— BEGIN TASK DATA —

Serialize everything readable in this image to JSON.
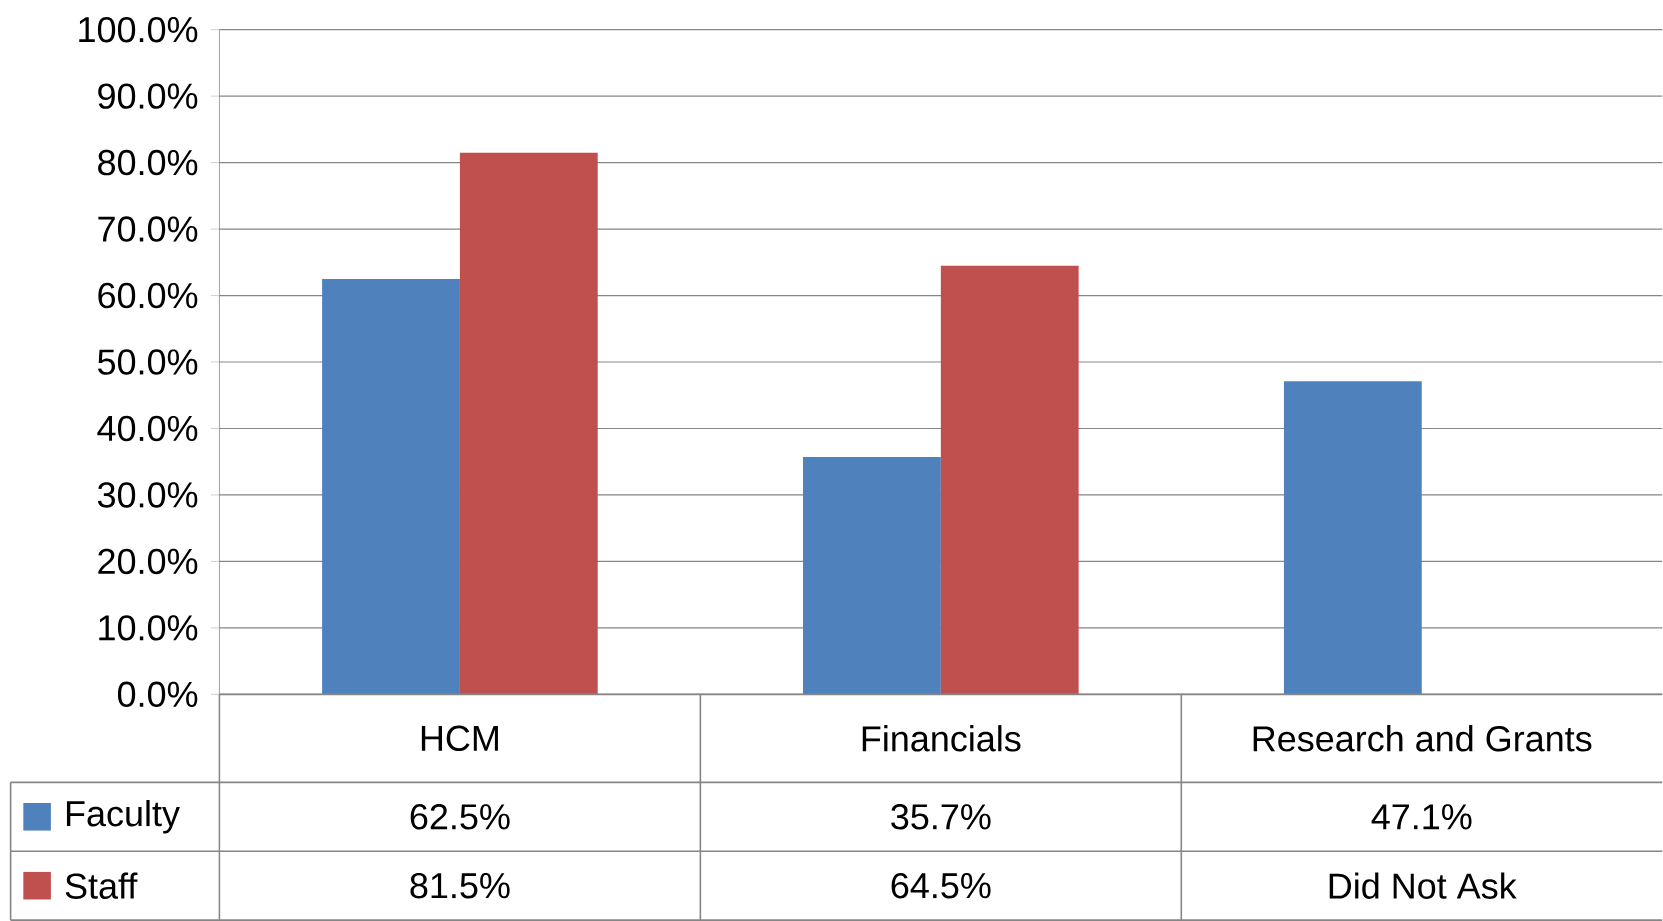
{
  "chart_data": {
    "type": "bar",
    "categories": [
      "HCM",
      "Financials",
      "Research and Grants"
    ],
    "series": [
      {
        "name": "Faculty",
        "color": "#4f81bd",
        "values": [
          62.5,
          35.7,
          47.1
        ],
        "value_labels": [
          "62.5%",
          "35.7%",
          "47.1%"
        ]
      },
      {
        "name": "Staff",
        "color": "#c0504d",
        "values": [
          81.5,
          64.5,
          null
        ],
        "value_labels": [
          "81.5%",
          "64.5%",
          "Did Not Ask"
        ]
      }
    ],
    "ylim": [
      0,
      100
    ],
    "yticks": [
      {
        "value": 0,
        "label": "0.0%"
      },
      {
        "value": 10,
        "label": "10.0%"
      },
      {
        "value": 20,
        "label": "20.0%"
      },
      {
        "value": 30,
        "label": "30.0%"
      },
      {
        "value": 40,
        "label": "40.0%"
      },
      {
        "value": 50,
        "label": "50.0%"
      },
      {
        "value": 60,
        "label": "60.0%"
      },
      {
        "value": 70,
        "label": "70.0%"
      },
      {
        "value": 80,
        "label": "80.0%"
      },
      {
        "value": 90,
        "label": "90.0%"
      },
      {
        "value": 100,
        "label": "100.0%"
      }
    ],
    "grid": "y",
    "legend": "bottom"
  }
}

— END TASK DATA —

- **EXERCISE REQUIREMENTS**: Reproduce the whole listing above word for word, but not its pictures.

- **OUTPUT BELOW**:
Serialize everything readable in this image to JSON.
{
  "chart_data": {
    "type": "bar",
    "categories": [
      "HCM",
      "Financials",
      "Research and Grants"
    ],
    "series": [
      {
        "name": "Faculty",
        "color": "#4f81bd",
        "values": [
          62.5,
          35.7,
          47.1
        ],
        "value_labels": [
          "62.5%",
          "35.7%",
          "47.1%"
        ]
      },
      {
        "name": "Staff",
        "color": "#c0504d",
        "values": [
          81.5,
          64.5,
          null
        ],
        "value_labels": [
          "81.5%",
          "64.5%",
          "Did Not Ask"
        ]
      }
    ],
    "ylim": [
      0,
      100
    ],
    "yticks": [
      {
        "value": 0,
        "label": "0.0%"
      },
      {
        "value": 10,
        "label": "10.0%"
      },
      {
        "value": 20,
        "label": "20.0%"
      },
      {
        "value": 30,
        "label": "30.0%"
      },
      {
        "value": 40,
        "label": "40.0%"
      },
      {
        "value": 50,
        "label": "50.0%"
      },
      {
        "value": 60,
        "label": "60.0%"
      },
      {
        "value": 70,
        "label": "70.0%"
      },
      {
        "value": 80,
        "label": "80.0%"
      },
      {
        "value": 90,
        "label": "90.0%"
      },
      {
        "value": 100,
        "label": "100.0%"
      }
    ],
    "grid": "y",
    "legend": "bottom"
  }
}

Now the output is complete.